*Exercise*
Below is a listing to write out in full, exactly as given, without its pictures.
-- BEGIN Records supplied --
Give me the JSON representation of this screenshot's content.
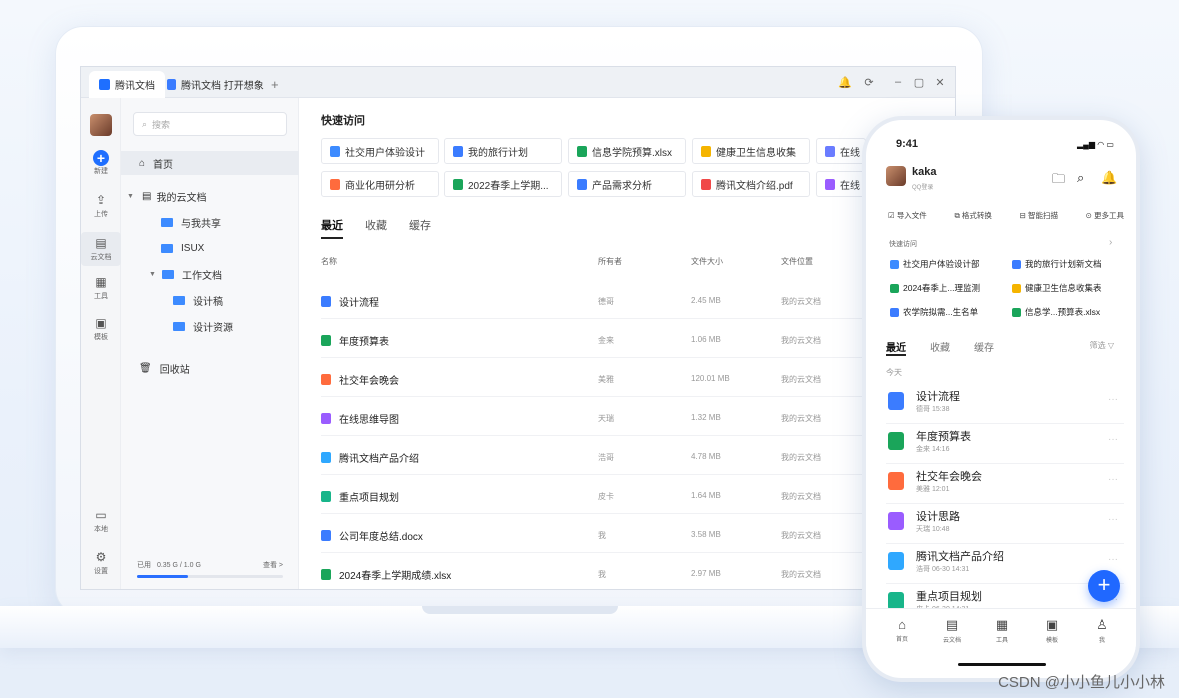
{
  "window": {
    "tabs": [
      {
        "label": "腾讯文档"
      },
      {
        "label": "腾讯文档 打开想象"
      }
    ],
    "add_tab": "+",
    "controls": [
      "🔔",
      "⟳",
      "–",
      "▢",
      "✕"
    ]
  },
  "rail": {
    "items": [
      {
        "label": "新建",
        "icon": "plus-icon"
      },
      {
        "label": "上传",
        "icon": "upload-icon"
      },
      {
        "label": "云文档",
        "icon": "cloud-doc-icon"
      },
      {
        "label": "工具",
        "icon": "tools-icon"
      },
      {
        "label": "模板",
        "icon": "template-icon"
      },
      {
        "label": "本地",
        "icon": "monitor-icon"
      },
      {
        "label": "设置",
        "icon": "gear-icon"
      }
    ]
  },
  "sidebar": {
    "search_placeholder": "搜索",
    "home": "首页",
    "my_docs": "我的云文档",
    "shared": "与我共享",
    "isux": "ISUX",
    "work_docs": "工作文档",
    "design_draft": "设计稿",
    "design_assets": "设计资源",
    "recycle": "回收站",
    "usage_label": "已用",
    "usage_value": "0.35 G / 1.0 G",
    "usage_fraction": 0.35,
    "view": "查看 >"
  },
  "main": {
    "quick_access_title": "快速访问",
    "quick_access": [
      {
        "label": "社交用户体验设计",
        "color": "#3d8bff"
      },
      {
        "label": "我的旅行计划",
        "color": "#3b7cff"
      },
      {
        "label": "信息学院预算.xlsx",
        "color": "#1aa55a"
      },
      {
        "label": "健康卫生信息收集",
        "color": "#f5b400"
      },
      {
        "label": "在线",
        "color": "#6a7cff"
      },
      {
        "label": "商业化用研分析",
        "color": "#ff6b3d"
      },
      {
        "label": "2022春季上学期...",
        "color": "#1aa55a"
      },
      {
        "label": "产品需求分析",
        "color": "#3b7cff"
      },
      {
        "label": "腾讯文档介绍.pdf",
        "color": "#f04848"
      },
      {
        "label": "在线",
        "color": "#9a5cff"
      }
    ],
    "tabs": [
      "最近",
      "收藏",
      "缓存"
    ],
    "columns": {
      "name": "名称",
      "owner": "所有者",
      "size": "文件大小",
      "location": "文件位置"
    },
    "rows": [
      {
        "name": "设计流程",
        "owner": "德哥",
        "size": "2.45 MB",
        "location": "我的云文档",
        "color": "#3b7cff"
      },
      {
        "name": "年度预算表",
        "owner": "金来",
        "size": "1.06 MB",
        "location": "我的云文档",
        "color": "#1aa55a"
      },
      {
        "name": "社交年会晚会",
        "owner": "美雅",
        "size": "120.01 MB",
        "location": "我的云文档",
        "color": "#ff6b3d"
      },
      {
        "name": "在线思维导图",
        "owner": "天瑞",
        "size": "1.32 MB",
        "location": "我的云文档",
        "color": "#9a5cff"
      },
      {
        "name": "腾讯文档产品介绍",
        "owner": "浩哥",
        "size": "4.78 MB",
        "location": "我的云文档",
        "color": "#2fa8ff"
      },
      {
        "name": "重点项目规划",
        "owner": "皮卡",
        "size": "1.64 MB",
        "location": "我的云文档",
        "color": "#18b58a"
      },
      {
        "name": "公司年度总结.docx",
        "owner": "我",
        "size": "3.58 MB",
        "location": "我的云文档",
        "color": "#3b7cff"
      },
      {
        "name": "2024春季上学期成绩.xlsx",
        "owner": "我",
        "size": "2.97 MB",
        "location": "我的云文档",
        "color": "#1aa55a"
      }
    ]
  },
  "phone": {
    "time": "9:41",
    "status": "▂▄▆ ◠ ▭",
    "user": "kaka",
    "sub": "QQ登录",
    "tools": [
      "导入文件",
      "格式转换",
      "智能扫描",
      "更多工具"
    ],
    "quick_access_title": "快速访问",
    "quick_access_more": "›",
    "quick": [
      {
        "label": "社交用户体验设计部",
        "color": "#3d8bff"
      },
      {
        "label": "我的旅行计划新文档",
        "color": "#3b7cff"
      },
      {
        "label": "2024春季上...理监测",
        "color": "#1aa55a"
      },
      {
        "label": "健康卫生信息收集表",
        "color": "#f5b400"
      },
      {
        "label": "农学院拟需...生名单",
        "color": "#3b7cff"
      },
      {
        "label": "信息学...预算表.xlsx",
        "color": "#1aa55a"
      }
    ],
    "tabs": [
      "最近",
      "收藏",
      "缓存"
    ],
    "filter": "筛选 ▽",
    "today": "今天",
    "rows": [
      {
        "title": "设计流程",
        "sub": "德哥  15:38",
        "color": "#3b7cff"
      },
      {
        "title": "年度预算表",
        "sub": "金来  14:16",
        "color": "#1aa55a"
      },
      {
        "title": "社交年会晚会",
        "sub": "美雅  12:01",
        "color": "#ff6b3d"
      },
      {
        "title": "设计思路",
        "sub": "天瑞  10:48",
        "color": "#9a5cff"
      },
      {
        "title": "腾讯文档产品介绍",
        "sub": "浩哥  06-30 14:31",
        "color": "#2fa8ff"
      },
      {
        "title": "重点项目规划",
        "sub": "皮卡  06-30 14:31",
        "color": "#18b58a"
      }
    ],
    "more": "···",
    "fab": "+",
    "bottom_nav": [
      "首页",
      "云文档",
      "工具",
      "模板",
      "我"
    ]
  },
  "watermark": "CSDN @小小鱼儿小小林"
}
-- END Records supplied --
*Right answer*
Give me the JSON representation of this screenshot's content.
{
  "window": {
    "tabs": [
      {
        "label": "腾讯文档"
      },
      {
        "label": "腾讯文档 打开想象"
      }
    ],
    "add_tab": "+",
    "controls": [
      "🔔",
      "⟳",
      "–",
      "▢",
      "✕"
    ]
  },
  "rail": {
    "items": [
      {
        "label": "新建",
        "icon": "plus-icon"
      },
      {
        "label": "上传",
        "icon": "upload-icon"
      },
      {
        "label": "云文档",
        "icon": "cloud-doc-icon"
      },
      {
        "label": "工具",
        "icon": "tools-icon"
      },
      {
        "label": "模板",
        "icon": "template-icon"
      },
      {
        "label": "本地",
        "icon": "monitor-icon"
      },
      {
        "label": "设置",
        "icon": "gear-icon"
      }
    ]
  },
  "sidebar": {
    "search_placeholder": "搜索",
    "home": "首页",
    "my_docs": "我的云文档",
    "shared": "与我共享",
    "isux": "ISUX",
    "work_docs": "工作文档",
    "design_draft": "设计稿",
    "design_assets": "设计资源",
    "recycle": "回收站",
    "usage_label": "已用",
    "usage_value": "0.35 G / 1.0 G",
    "usage_fraction": 0.35,
    "view": "查看 >"
  },
  "main": {
    "quick_access_title": "快速访问",
    "quick_access": [
      {
        "label": "社交用户体验设计",
        "color": "#3d8bff"
      },
      {
        "label": "我的旅行计划",
        "color": "#3b7cff"
      },
      {
        "label": "信息学院预算.xlsx",
        "color": "#1aa55a"
      },
      {
        "label": "健康卫生信息收集",
        "color": "#f5b400"
      },
      {
        "label": "在线",
        "color": "#6a7cff"
      },
      {
        "label": "商业化用研分析",
        "color": "#ff6b3d"
      },
      {
        "label": "2022春季上学期...",
        "color": "#1aa55a"
      },
      {
        "label": "产品需求分析",
        "color": "#3b7cff"
      },
      {
        "label": "腾讯文档介绍.pdf",
        "color": "#f04848"
      },
      {
        "label": "在线",
        "color": "#9a5cff"
      }
    ],
    "tabs": [
      "最近",
      "收藏",
      "缓存"
    ],
    "columns": {
      "name": "名称",
      "owner": "所有者",
      "size": "文件大小",
      "location": "文件位置"
    },
    "rows": [
      {
        "name": "设计流程",
        "owner": "德哥",
        "size": "2.45 MB",
        "location": "我的云文档",
        "color": "#3b7cff"
      },
      {
        "name": "年度预算表",
        "owner": "金来",
        "size": "1.06 MB",
        "location": "我的云文档",
        "color": "#1aa55a"
      },
      {
        "name": "社交年会晚会",
        "owner": "美雅",
        "size": "120.01 MB",
        "location": "我的云文档",
        "color": "#ff6b3d"
      },
      {
        "name": "在线思维导图",
        "owner": "天瑞",
        "size": "1.32 MB",
        "location": "我的云文档",
        "color": "#9a5cff"
      },
      {
        "name": "腾讯文档产品介绍",
        "owner": "浩哥",
        "size": "4.78 MB",
        "location": "我的云文档",
        "color": "#2fa8ff"
      },
      {
        "name": "重点项目规划",
        "owner": "皮卡",
        "size": "1.64 MB",
        "location": "我的云文档",
        "color": "#18b58a"
      },
      {
        "name": "公司年度总结.docx",
        "owner": "我",
        "size": "3.58 MB",
        "location": "我的云文档",
        "color": "#3b7cff"
      },
      {
        "name": "2024春季上学期成绩.xlsx",
        "owner": "我",
        "size": "2.97 MB",
        "location": "我的云文档",
        "color": "#1aa55a"
      }
    ]
  },
  "phone": {
    "time": "9:41",
    "status": "▂▄▆ ◠ ▭",
    "user": "kaka",
    "sub": "QQ登录",
    "tools": [
      "导入文件",
      "格式转换",
      "智能扫描",
      "更多工具"
    ],
    "quick_access_title": "快速访问",
    "quick_access_more": "›",
    "quick": [
      {
        "label": "社交用户体验设计部",
        "color": "#3d8bff"
      },
      {
        "label": "我的旅行计划新文档",
        "color": "#3b7cff"
      },
      {
        "label": "2024春季上...理监测",
        "color": "#1aa55a"
      },
      {
        "label": "健康卫生信息收集表",
        "color": "#f5b400"
      },
      {
        "label": "农学院拟需...生名单",
        "color": "#3b7cff"
      },
      {
        "label": "信息学...预算表.xlsx",
        "color": "#1aa55a"
      }
    ],
    "tabs": [
      "最近",
      "收藏",
      "缓存"
    ],
    "filter": "筛选 ▽",
    "today": "今天",
    "rows": [
      {
        "title": "设计流程",
        "sub": "德哥  15:38",
        "color": "#3b7cff"
      },
      {
        "title": "年度预算表",
        "sub": "金来  14:16",
        "color": "#1aa55a"
      },
      {
        "title": "社交年会晚会",
        "sub": "美雅  12:01",
        "color": "#ff6b3d"
      },
      {
        "title": "设计思路",
        "sub": "天瑞  10:48",
        "color": "#9a5cff"
      },
      {
        "title": "腾讯文档产品介绍",
        "sub": "浩哥  06-30 14:31",
        "color": "#2fa8ff"
      },
      {
        "title": "重点项目规划",
        "sub": "皮卡  06-30 14:31",
        "color": "#18b58a"
      }
    ],
    "more": "···",
    "fab": "+",
    "bottom_nav": [
      "首页",
      "云文档",
      "工具",
      "模板",
      "我"
    ]
  },
  "watermark": "CSDN @小小鱼儿小小林"
}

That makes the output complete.